## Direction:
Copy each of the following rows character for character, omitting the pictures.

## Records for this exercise:
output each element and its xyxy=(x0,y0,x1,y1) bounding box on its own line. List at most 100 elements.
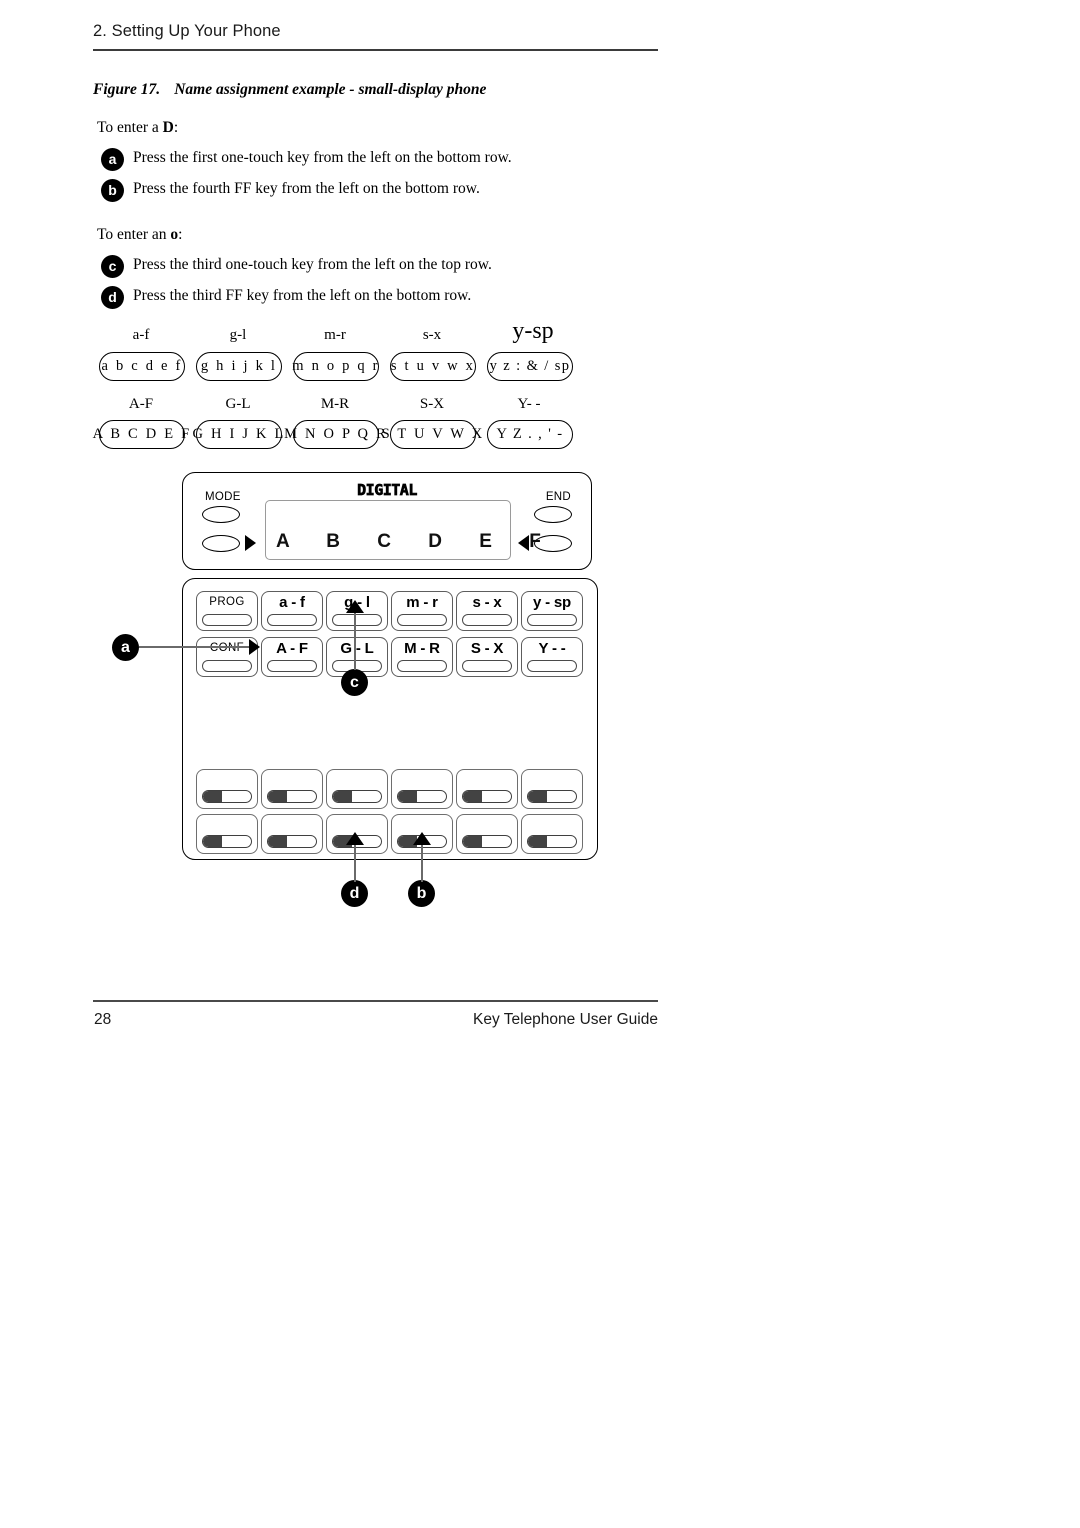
footer-guide-title: Key Telephone User Guide xyxy=(473,1011,658,1028)
lcd-screen: A B C D E F xyxy=(265,500,541,560)
ff-key-r1c5[interactable] xyxy=(456,769,518,809)
footer-page-number: 28 xyxy=(94,1011,112,1028)
document-page: 2. Setting Up Your Phone Figure 17. Name … xyxy=(0,0,1080,1528)
ff-key-r1c6-slot xyxy=(527,790,577,803)
mode-key[interactable] xyxy=(202,506,240,523)
range-pill-upper-1: G H I J K L xyxy=(192,420,283,449)
ff-key-r1c2-slot xyxy=(267,790,317,803)
leader-arrow-d xyxy=(346,832,364,845)
key-prog-slot xyxy=(202,614,252,626)
ff-key-r2c2-slot xyxy=(267,835,317,848)
step-badge-b: b xyxy=(101,179,124,202)
key-sx-lower-label: s - x xyxy=(472,594,502,611)
figure-callout-a: a xyxy=(112,634,139,661)
key-ysp-lower-slot xyxy=(527,614,577,626)
range-chars-lower-3: s t u v w x xyxy=(390,358,476,375)
end-key-label: END xyxy=(545,491,571,503)
key-mr-upper-slot xyxy=(397,660,447,672)
range-pill-lower-0: a b c d e f xyxy=(99,352,185,381)
key-af-lower-label: a - f xyxy=(279,594,305,611)
range-label-upper-4: Y- - xyxy=(517,396,541,412)
leader-line-b xyxy=(421,840,423,882)
ff-key-r2c5-slot xyxy=(462,835,512,848)
key-af-upper[interactable]: A - F xyxy=(261,637,323,677)
range-chars-upper-2: M N O P Q R xyxy=(284,426,388,443)
key-sx-upper-slot xyxy=(462,660,512,672)
key-prog-label: PROG xyxy=(209,596,245,608)
left-pointer-icon xyxy=(245,535,256,551)
range-label-lower-4: y-sp xyxy=(512,318,554,344)
range-pill-lower-3: s t u v w x xyxy=(390,352,476,381)
step-badge-a: a xyxy=(101,148,124,171)
figure-callout-c: c xyxy=(341,669,368,696)
lead-in-enter-d: To enter a D: xyxy=(97,119,178,137)
key-prog[interactable]: PROG xyxy=(196,591,258,631)
key-ysp-lower[interactable]: y - sp xyxy=(521,591,583,631)
lead-d-char: D xyxy=(162,119,174,136)
leader-arrow-b xyxy=(413,832,431,845)
ff-key-r2c6[interactable] xyxy=(521,814,583,854)
lead-in-enter-o: To enter an o: xyxy=(97,226,182,244)
leader-line-d xyxy=(354,840,356,882)
phone-keypad-panel: PROG a - f g - l m - r s - x y - sp CONF… xyxy=(182,578,598,860)
key-af-upper-slot xyxy=(267,660,317,672)
step-text-c: Press the third one-touch key from the l… xyxy=(133,256,492,273)
ff-key-r2c1-slot xyxy=(202,835,252,848)
range-label-lower-2: m-r xyxy=(324,327,346,343)
end-key[interactable] xyxy=(534,506,572,523)
ff-key-r1c2[interactable] xyxy=(261,769,323,809)
step-badge-d: d xyxy=(101,286,124,309)
ff-key-r2c5[interactable] xyxy=(456,814,518,854)
key-af-lower[interactable]: a - f xyxy=(261,591,323,631)
header-divider xyxy=(93,49,658,51)
key-gl-lower-slot xyxy=(332,614,382,626)
range-chars-upper-4: Y Z . , ' - xyxy=(496,426,564,443)
range-chars-lower-4: y z : & / sp xyxy=(489,358,571,375)
ff-key-r1c6[interactable] xyxy=(521,769,583,809)
lead-o-prefix: To enter an xyxy=(97,226,171,243)
mode-key-label: MODE xyxy=(205,491,241,503)
range-pill-upper-3: S T U V W X xyxy=(382,420,482,449)
ff-key-r2c2[interactable] xyxy=(261,814,323,854)
key-sx-upper-label: S - X xyxy=(470,640,504,657)
range-chars-lower-0: a b c d e f xyxy=(101,358,183,375)
key-y-upper[interactable]: Y - - xyxy=(521,637,583,677)
leader-line-a xyxy=(139,646,254,648)
ff-key-r1c3[interactable] xyxy=(326,769,388,809)
range-label-lower-1: g-l xyxy=(229,327,247,343)
key-gl-upper-label: G - L xyxy=(340,640,374,657)
key-y-upper-slot xyxy=(527,660,577,672)
digital-brand-logo: DIGITAL xyxy=(357,481,418,500)
ff-key-r2c1[interactable] xyxy=(196,814,258,854)
lead-d-prefix: To enter a xyxy=(97,119,163,136)
key-mr-lower-label: m - r xyxy=(406,594,438,611)
range-label-upper-0: A-F xyxy=(128,396,154,412)
range-pill-lower-2: m n o p q r xyxy=(292,352,380,381)
ff-key-r1c4[interactable] xyxy=(391,769,453,809)
key-mr-lower-slot xyxy=(397,614,447,626)
step-text-d: Press the third FF key from the left on … xyxy=(133,287,472,304)
left-soft-key[interactable] xyxy=(202,535,240,552)
range-label-lower-0: a-f xyxy=(132,327,150,343)
key-sx-lower[interactable]: s - x xyxy=(456,591,518,631)
phone-display-panel: DIGITAL MODE END A B C D E F xyxy=(182,472,592,570)
key-sx-lower-slot xyxy=(462,614,512,626)
step-text-b: Press the fourth FF key from the left on… xyxy=(133,180,480,197)
leader-arrow-a xyxy=(249,639,260,655)
range-label-upper-3: S-X xyxy=(419,396,445,412)
key-sx-upper[interactable]: S - X xyxy=(456,637,518,677)
lead-d-suffix: : xyxy=(173,119,179,136)
key-mr-upper[interactable]: M - R xyxy=(391,637,453,677)
range-chars-lower-2: m n o p q r xyxy=(292,358,380,375)
key-mr-lower[interactable]: m - r xyxy=(391,591,453,631)
leader-arrow-c xyxy=(346,600,364,613)
ff-key-r1c3-slot xyxy=(332,790,382,803)
key-y-upper-label: Y - - xyxy=(538,640,566,657)
range-pill-upper-4: Y Z . , ' - xyxy=(487,420,573,449)
lead-o-char: o xyxy=(170,226,179,243)
ff-key-r1c4-slot xyxy=(397,790,447,803)
ff-key-r1c1[interactable] xyxy=(196,769,258,809)
key-af-upper-label: A - F xyxy=(276,640,308,657)
leader-line-c xyxy=(354,606,356,670)
lcd-text: A B C D E F xyxy=(276,531,557,552)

## Task result:
output each element and its xyxy=(x0,y0,x1,y1) bounding box on its own line. List at most 100 elements.
footer-guide-title: Key Telephone User Guide xyxy=(473,1011,658,1028)
lcd-screen: A B C D E F xyxy=(265,500,541,560)
ff-key-r1c5[interactable] xyxy=(456,769,518,809)
footer-page-number: 28 xyxy=(94,1011,112,1028)
document-page: 2. Setting Up Your Phone Figure 17. Name … xyxy=(0,0,1080,1528)
ff-key-r1c6-slot xyxy=(527,790,577,803)
mode-key[interactable] xyxy=(202,506,240,523)
range-pill-upper-1: G H I J K L xyxy=(192,420,283,449)
ff-key-r1c2-slot xyxy=(267,790,317,803)
leader-arrow-d xyxy=(346,832,364,845)
key-prog-slot xyxy=(202,614,252,626)
ff-key-r2c2-slot xyxy=(267,835,317,848)
step-badge-b: b xyxy=(101,179,124,202)
key-sx-lower-label: s - x xyxy=(472,594,502,611)
figure-callout-a: a xyxy=(112,634,139,661)
key-ysp-lower-slot xyxy=(527,614,577,626)
range-chars-lower-3: s t u v w x xyxy=(390,358,476,375)
end-key-label: END xyxy=(545,491,571,503)
key-mr-upper-slot xyxy=(397,660,447,672)
range-pill-lower-0: a b c d e f xyxy=(99,352,185,381)
key-af-lower-label: a - f xyxy=(279,594,305,611)
range-label-upper-4: Y- - xyxy=(517,396,541,412)
leader-line-b xyxy=(421,840,423,882)
ff-key-r2c5-slot xyxy=(462,835,512,848)
key-af-upper[interactable]: A - F xyxy=(261,637,323,677)
range-chars-upper-2: M N O P Q R xyxy=(284,426,388,443)
key-sx-upper-slot xyxy=(462,660,512,672)
key-prog-label: PROG xyxy=(209,596,245,608)
left-pointer-icon xyxy=(245,535,256,551)
range-label-lower-4: y-sp xyxy=(512,318,554,344)
range-pill-lower-3: s t u v w x xyxy=(390,352,476,381)
step-badge-a: a xyxy=(101,148,124,171)
figure-callout-c: c xyxy=(341,669,368,696)
lead-in-enter-d: To enter a D: xyxy=(97,119,178,137)
key-prog[interactable]: PROG xyxy=(196,591,258,631)
key-ysp-lower[interactable]: y - sp xyxy=(521,591,583,631)
lead-d-char: D xyxy=(162,119,174,136)
leader-arrow-b xyxy=(413,832,431,845)
ff-key-r2c6[interactable] xyxy=(521,814,583,854)
lead-in-enter-o: To enter an o: xyxy=(97,226,182,244)
leader-line-d xyxy=(354,840,356,882)
phone-keypad-panel: PROG a - f g - l m - r s - x y - sp CONF… xyxy=(182,578,598,860)
key-af-upper-slot xyxy=(267,660,317,672)
step-text-c: Press the third one-touch key from the l… xyxy=(133,256,492,273)
ff-key-r2c1-slot xyxy=(202,835,252,848)
range-label-lower-2: m-r xyxy=(324,327,346,343)
end-key[interactable] xyxy=(534,506,572,523)
ff-key-r1c2[interactable] xyxy=(261,769,323,809)
step-badge-d: d xyxy=(101,286,124,309)
ff-key-r2c5[interactable] xyxy=(456,814,518,854)
key-af-lower[interactable]: a - f xyxy=(261,591,323,631)
header-divider xyxy=(93,49,658,51)
key-gl-lower-slot xyxy=(332,614,382,626)
range-chars-upper-4: Y Z . , ' - xyxy=(496,426,564,443)
range-chars-lower-4: y z : & / sp xyxy=(489,358,571,375)
ff-key-r1c6[interactable] xyxy=(521,769,583,809)
lead-o-prefix: To enter an xyxy=(97,226,171,243)
mode-key-label: MODE xyxy=(205,491,241,503)
range-pill-upper-3: S T U V W X xyxy=(382,420,482,449)
ff-key-r2c2[interactable] xyxy=(261,814,323,854)
key-sx-upper-label: S - X xyxy=(470,640,504,657)
range-chars-lower-0: a b c d e f xyxy=(101,358,183,375)
key-y-upper[interactable]: Y - - xyxy=(521,637,583,677)
leader-line-a xyxy=(139,646,254,648)
ff-key-r1c3[interactable] xyxy=(326,769,388,809)
range-label-lower-1: g-l xyxy=(229,327,247,343)
key-gl-upper-label: G - L xyxy=(340,640,374,657)
key-y-upper-slot xyxy=(527,660,577,672)
digital-brand-logo: DIGITAL xyxy=(357,481,418,500)
ff-key-r2c1[interactable] xyxy=(196,814,258,854)
lead-d-prefix: To enter a xyxy=(97,119,163,136)
key-mr-lower-label: m - r xyxy=(406,594,438,611)
range-label-upper-0: A-F xyxy=(128,396,154,412)
range-pill-lower-2: m n o p q r xyxy=(292,352,380,381)
ff-key-r1c4[interactable] xyxy=(391,769,453,809)
key-mr-lower-slot xyxy=(397,614,447,626)
step-text-d: Press the third FF key from the left on … xyxy=(133,287,472,304)
left-soft-key[interactable] xyxy=(202,535,240,552)
range-label-lower-0: a-f xyxy=(132,327,150,343)
key-sx-lower[interactable]: s - x xyxy=(456,591,518,631)
phone-display-panel: DIGITAL MODE END A B C D E F xyxy=(182,472,592,570)
key-sx-lower-slot xyxy=(462,614,512,626)
step-text-b: Press the fourth FF key from the left on… xyxy=(133,180,480,197)
leader-arrow-a xyxy=(249,639,260,655)
range-label-upper-3: S-X xyxy=(419,396,445,412)
key-sx-upper[interactable]: S - X xyxy=(456,637,518,677)
lead-d-suffix: : xyxy=(173,119,179,136)
key-mr-upper[interactable]: M - R xyxy=(391,637,453,677)
range-chars-lower-2: m n o p q r xyxy=(292,358,380,375)
key-mr-lower[interactable]: m - r xyxy=(391,591,453,631)
leader-arrow-c xyxy=(346,600,364,613)
ff-key-r1c3-slot xyxy=(332,790,382,803)
key-y-upper-label: Y - - xyxy=(538,640,566,657)
range-pill-upper-4: Y Z . , ' - xyxy=(487,420,573,449)
lead-o-char: o xyxy=(170,226,179,243)
ff-key-r1c4-slot xyxy=(397,790,447,803)
ff-key-r1c1[interactable] xyxy=(196,769,258,809)
key-af-upper-label: A - F xyxy=(276,640,308,657)
leader-line-c xyxy=(354,606,356,670)
lcd-text: A B C D E F xyxy=(276,531,557,552)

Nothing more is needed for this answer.